§ **Problem details**
Please print every record below exactly as it appears.

§ **Provided records**
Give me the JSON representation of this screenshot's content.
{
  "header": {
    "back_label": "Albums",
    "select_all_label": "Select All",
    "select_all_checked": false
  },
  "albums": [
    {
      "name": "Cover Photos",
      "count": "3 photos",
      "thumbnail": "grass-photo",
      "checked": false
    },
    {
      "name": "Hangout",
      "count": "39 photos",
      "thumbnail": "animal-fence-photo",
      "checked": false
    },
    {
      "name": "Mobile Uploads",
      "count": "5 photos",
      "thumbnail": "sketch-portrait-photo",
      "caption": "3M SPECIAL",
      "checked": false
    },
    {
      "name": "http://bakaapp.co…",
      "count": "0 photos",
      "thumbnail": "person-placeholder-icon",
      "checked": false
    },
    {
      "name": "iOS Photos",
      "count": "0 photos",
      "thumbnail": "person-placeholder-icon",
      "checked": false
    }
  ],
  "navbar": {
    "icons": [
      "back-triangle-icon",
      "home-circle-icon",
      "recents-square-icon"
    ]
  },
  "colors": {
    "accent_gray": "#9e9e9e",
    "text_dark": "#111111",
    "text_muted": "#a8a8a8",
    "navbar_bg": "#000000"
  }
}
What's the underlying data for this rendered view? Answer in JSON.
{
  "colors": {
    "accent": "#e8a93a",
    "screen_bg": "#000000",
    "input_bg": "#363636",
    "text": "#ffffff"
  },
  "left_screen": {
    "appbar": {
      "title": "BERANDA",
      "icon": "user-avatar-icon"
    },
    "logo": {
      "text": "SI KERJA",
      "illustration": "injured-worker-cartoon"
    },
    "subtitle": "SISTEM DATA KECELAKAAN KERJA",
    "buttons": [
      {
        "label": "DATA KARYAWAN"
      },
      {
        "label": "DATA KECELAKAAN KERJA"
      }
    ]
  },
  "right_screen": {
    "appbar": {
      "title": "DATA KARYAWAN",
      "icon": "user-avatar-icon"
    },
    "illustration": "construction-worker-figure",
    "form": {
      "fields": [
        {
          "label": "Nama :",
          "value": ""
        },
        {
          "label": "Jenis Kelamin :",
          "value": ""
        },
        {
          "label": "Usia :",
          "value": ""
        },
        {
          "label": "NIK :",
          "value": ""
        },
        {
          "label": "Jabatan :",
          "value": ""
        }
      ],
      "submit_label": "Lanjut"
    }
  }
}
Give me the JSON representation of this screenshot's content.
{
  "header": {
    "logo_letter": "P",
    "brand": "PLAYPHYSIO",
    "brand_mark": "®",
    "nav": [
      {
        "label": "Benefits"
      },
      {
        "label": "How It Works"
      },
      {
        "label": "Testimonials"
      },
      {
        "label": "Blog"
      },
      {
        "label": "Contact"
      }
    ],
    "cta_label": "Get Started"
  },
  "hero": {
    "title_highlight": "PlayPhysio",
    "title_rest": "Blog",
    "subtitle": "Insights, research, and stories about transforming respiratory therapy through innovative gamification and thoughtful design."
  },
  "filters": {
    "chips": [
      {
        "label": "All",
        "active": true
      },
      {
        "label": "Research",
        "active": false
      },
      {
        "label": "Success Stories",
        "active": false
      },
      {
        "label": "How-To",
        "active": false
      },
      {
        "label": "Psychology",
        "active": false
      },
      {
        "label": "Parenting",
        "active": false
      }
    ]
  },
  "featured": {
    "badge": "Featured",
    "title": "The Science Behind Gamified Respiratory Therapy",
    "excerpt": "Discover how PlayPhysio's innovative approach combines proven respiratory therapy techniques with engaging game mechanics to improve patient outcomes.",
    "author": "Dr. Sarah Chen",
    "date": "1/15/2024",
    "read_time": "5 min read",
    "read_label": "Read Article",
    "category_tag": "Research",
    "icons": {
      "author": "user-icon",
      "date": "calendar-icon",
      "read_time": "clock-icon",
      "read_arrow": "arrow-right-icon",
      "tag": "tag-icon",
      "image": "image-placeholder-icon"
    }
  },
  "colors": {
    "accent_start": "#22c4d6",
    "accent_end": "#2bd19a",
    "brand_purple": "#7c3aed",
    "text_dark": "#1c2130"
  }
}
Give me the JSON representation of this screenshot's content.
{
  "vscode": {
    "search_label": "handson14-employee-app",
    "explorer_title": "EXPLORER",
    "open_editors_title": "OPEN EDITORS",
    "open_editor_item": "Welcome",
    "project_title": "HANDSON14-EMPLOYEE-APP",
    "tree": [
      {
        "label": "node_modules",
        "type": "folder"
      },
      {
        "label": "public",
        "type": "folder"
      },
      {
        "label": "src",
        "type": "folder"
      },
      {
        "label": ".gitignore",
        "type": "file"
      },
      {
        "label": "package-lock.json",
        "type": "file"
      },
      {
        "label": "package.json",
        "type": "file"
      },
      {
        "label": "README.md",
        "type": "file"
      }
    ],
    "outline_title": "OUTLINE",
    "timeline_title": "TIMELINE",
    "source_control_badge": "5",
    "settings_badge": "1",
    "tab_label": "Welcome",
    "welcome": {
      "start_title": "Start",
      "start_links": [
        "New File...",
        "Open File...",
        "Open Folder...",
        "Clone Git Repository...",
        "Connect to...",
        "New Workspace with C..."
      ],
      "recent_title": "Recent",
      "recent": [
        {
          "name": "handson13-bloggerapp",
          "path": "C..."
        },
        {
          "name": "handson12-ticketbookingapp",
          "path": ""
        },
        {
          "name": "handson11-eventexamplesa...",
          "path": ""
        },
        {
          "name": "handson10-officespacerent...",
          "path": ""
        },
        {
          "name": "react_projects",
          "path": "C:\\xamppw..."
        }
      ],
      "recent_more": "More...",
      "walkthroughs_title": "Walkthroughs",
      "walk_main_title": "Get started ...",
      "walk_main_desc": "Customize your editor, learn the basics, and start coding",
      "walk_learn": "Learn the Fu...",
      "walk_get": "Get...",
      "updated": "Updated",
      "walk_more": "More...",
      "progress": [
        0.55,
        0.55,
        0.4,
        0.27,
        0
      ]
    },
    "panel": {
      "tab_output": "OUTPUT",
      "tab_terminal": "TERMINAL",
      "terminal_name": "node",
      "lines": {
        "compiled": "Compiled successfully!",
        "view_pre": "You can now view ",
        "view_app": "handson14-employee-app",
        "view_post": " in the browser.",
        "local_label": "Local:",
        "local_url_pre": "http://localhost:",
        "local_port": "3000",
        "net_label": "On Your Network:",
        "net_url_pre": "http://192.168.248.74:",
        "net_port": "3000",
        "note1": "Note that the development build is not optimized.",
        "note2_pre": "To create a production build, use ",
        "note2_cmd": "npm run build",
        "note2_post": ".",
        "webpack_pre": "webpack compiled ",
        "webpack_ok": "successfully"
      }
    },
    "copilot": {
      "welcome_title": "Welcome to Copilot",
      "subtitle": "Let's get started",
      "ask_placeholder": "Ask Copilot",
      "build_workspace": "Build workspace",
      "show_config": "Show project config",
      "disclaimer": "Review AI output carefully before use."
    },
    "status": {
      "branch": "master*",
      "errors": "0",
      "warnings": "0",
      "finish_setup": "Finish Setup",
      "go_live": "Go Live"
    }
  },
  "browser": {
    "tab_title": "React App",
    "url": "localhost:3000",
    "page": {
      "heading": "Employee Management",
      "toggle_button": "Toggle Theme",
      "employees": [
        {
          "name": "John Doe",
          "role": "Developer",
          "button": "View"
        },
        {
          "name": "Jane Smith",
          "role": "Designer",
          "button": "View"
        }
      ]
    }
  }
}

§ **Solution for this problem**
Give me the JSON representation of this screenshot's content.
{
  "header": {
    "back_label": "Albums",
    "select_all_label": "Select All",
    "select_all_checked": false
  },
  "albums": [
    {
      "name": "Cover Photos",
      "count": "3 photos",
      "thumbnail": "grass-photo",
      "checked": false
    },
    {
      "name": "Hangout",
      "count": "39 photos",
      "thumbnail": "animal-fence-photo",
      "checked": false
    },
    {
      "name": "Mobile Uploads",
      "count": "5 photos",
      "thumbnail": "sketch-portrait-photo",
      "caption": "3M SPECIAL",
      "checked": false
    },
    {
      "name": "http://bakaapp.co…",
      "count": "0 photos",
      "thumbnail": "person-placeholder-icon",
      "checked": false
    },
    {
      "name": "iOS Photos",
      "count": "0 photos",
      "thumbnail": "person-placeholder-icon",
      "checked": false
    }
  ],
  "navbar": {
    "icons": [
      "back-triangle-icon",
      "home-circle-icon",
      "recents-square-icon"
    ]
  },
  "colors": {
    "accent_gray": "#9e9e9e",
    "text_dark": "#111111",
    "text_muted": "#a8a8a8",
    "navbar_bg": "#000000"
  }
}
What's the underlying data for this rendered view? Answer in JSON.
{
  "colors": {
    "accent": "#e8a93a",
    "screen_bg": "#000000",
    "input_bg": "#363636",
    "text": "#ffffff"
  },
  "left_screen": {
    "appbar": {
      "title": "BERANDA",
      "icon": "user-avatar-icon"
    },
    "logo": {
      "text": "SI KERJA",
      "illustration": "injured-worker-cartoon"
    },
    "subtitle": "SISTEM DATA KECELAKAAN KERJA",
    "buttons": [
      {
        "label": "DATA KARYAWAN"
      },
      {
        "label": "DATA KECELAKAAN KERJA"
      }
    ]
  },
  "right_screen": {
    "appbar": {
      "title": "DATA KARYAWAN",
      "icon": "user-avatar-icon"
    },
    "illustration": "construction-worker-figure",
    "form": {
      "fields": [
        {
          "label": "Nama :",
          "value": ""
        },
        {
          "label": "Jenis Kelamin :",
          "value": ""
        },
        {
          "label": "Usia :",
          "value": ""
        },
        {
          "label": "NIK :",
          "value": ""
        },
        {
          "label": "Jabatan :",
          "value": ""
        }
      ],
      "submit_label": "Lanjut"
    }
  }
}
Give me the JSON representation of this screenshot's content.
{
  "header": {
    "logo_letter": "P",
    "brand": "PLAYPHYSIO",
    "brand_mark": "®",
    "nav": [
      {
        "label": "Benefits"
      },
      {
        "label": "How It Works"
      },
      {
        "label": "Testimonials"
      },
      {
        "label": "Blog"
      },
      {
        "label": "Contact"
      }
    ],
    "cta_label": "Get Started"
  },
  "hero": {
    "title_highlight": "PlayPhysio",
    "title_rest": "Blog",
    "subtitle": "Insights, research, and stories about transforming respiratory therapy through innovative gamification and thoughtful design."
  },
  "filters": {
    "chips": [
      {
        "label": "All",
        "active": true
      },
      {
        "label": "Research",
        "active": false
      },
      {
        "label": "Success Stories",
        "active": false
      },
      {
        "label": "How-To",
        "active": false
      },
      {
        "label": "Psychology",
        "active": false
      },
      {
        "label": "Parenting",
        "active": false
      }
    ]
  },
  "featured": {
    "badge": "Featured",
    "title": "The Science Behind Gamified Respiratory Therapy",
    "excerpt": "Discover how PlayPhysio's innovative approach combines proven respiratory therapy techniques with engaging game mechanics to improve patient outcomes.",
    "author": "Dr. Sarah Chen",
    "date": "1/15/2024",
    "read_time": "5 min read",
    "read_label": "Read Article",
    "category_tag": "Research",
    "icons": {
      "author": "user-icon",
      "date": "calendar-icon",
      "read_time": "clock-icon",
      "read_arrow": "arrow-right-icon",
      "tag": "tag-icon",
      "image": "image-placeholder-icon"
    }
  },
  "colors": {
    "accent_start": "#22c4d6",
    "accent_end": "#2bd19a",
    "brand_purple": "#7c3aed",
    "text_dark": "#1c2130"
  }
}
Give me the JSON representation of this screenshot's content.
{
  "vscode": {
    "search_label": "handson14-employee-app",
    "explorer_title": "EXPLORER",
    "open_editors_title": "OPEN EDITORS",
    "open_editor_item": "Welcome",
    "project_title": "HANDSON14-EMPLOYEE-APP",
    "tree": [
      {
        "label": "node_modules",
        "type": "folder"
      },
      {
        "label": "public",
        "type": "folder"
      },
      {
        "label": "src",
        "type": "folder"
      },
      {
        "label": ".gitignore",
        "type": "file"
      },
      {
        "label": "package-lock.json",
        "type": "file"
      },
      {
        "label": "package.json",
        "type": "file"
      },
      {
        "label": "README.md",
        "type": "file"
      }
    ],
    "outline_title": "OUTLINE",
    "timeline_title": "TIMELINE",
    "source_control_badge": "5",
    "settings_badge": "1",
    "tab_label": "Welcome",
    "welcome": {
      "start_title": "Start",
      "start_links": [
        "New File...",
        "Open File...",
        "Open Folder...",
        "Clone Git Repository...",
        "Connect to...",
        "New Workspace with C..."
      ],
      "recent_title": "Recent",
      "recent": [
        {
          "name": "handson13-bloggerapp",
          "path": "C..."
        },
        {
          "name": "handson12-ticketbookingapp",
          "path": ""
        },
        {
          "name": "handson11-eventexamplesa...",
          "path": ""
        },
        {
          "name": "handson10-officespacerent...",
          "path": ""
        },
        {
          "name": "react_projects",
          "path": "C:\\xamppw..."
        }
      ],
      "recent_more": "More...",
      "walkthroughs_title": "Walkthroughs",
      "walk_main_title": "Get started ...",
      "walk_main_desc": "Customize your editor, learn the basics, and start coding",
      "walk_learn": "Learn the Fu...",
      "walk_get": "Get...",
      "updated": "Updated",
      "walk_more": "More...",
      "progress": [
        0.55,
        0.55,
        0.4,
        0.27,
        0
      ]
    },
    "panel": {
      "tab_output": "OUTPUT",
      "tab_terminal": "TERMINAL",
      "terminal_name": "node",
      "lines": {
        "compiled": "Compiled successfully!",
        "view_pre": "You can now view ",
        "view_app": "handson14-employee-app",
        "view_post": " in the browser.",
        "local_label": "Local:",
        "local_url_pre": "http://localhost:",
        "local_port": "3000",
        "net_label": "On Your Network:",
        "net_url_pre": "http://192.168.248.74:",
        "net_port": "3000",
        "note1": "Note that the development build is not optimized.",
        "note2_pre": "To create a production build, use ",
        "note2_cmd": "npm run build",
        "note2_post": ".",
        "webpack_pre": "webpack compiled ",
        "webpack_ok": "successfully"
      }
    },
    "copilot": {
      "welcome_title": "Welcome to Copilot",
      "subtitle": "Let's get started",
      "ask_placeholder": "Ask Copilot",
      "build_workspace": "Build workspace",
      "show_config": "Show project config",
      "disclaimer": "Review AI output carefully before use."
    },
    "status": {
      "branch": "master*",
      "errors": "0",
      "warnings": "0",
      "finish_setup": "Finish Setup",
      "go_live": "Go Live"
    }
  },
  "browser": {
    "tab_title": "React App",
    "url": "localhost:3000",
    "page": {
      "heading": "Employee Management",
      "toggle_button": "Toggle Theme",
      "employees": [
        {
          "name": "John Doe",
          "role": "Developer",
          "button": "View"
        },
        {
          "name": "Jane Smith",
          "role": "Designer",
          "button": "View"
        }
      ]
    }
  }
}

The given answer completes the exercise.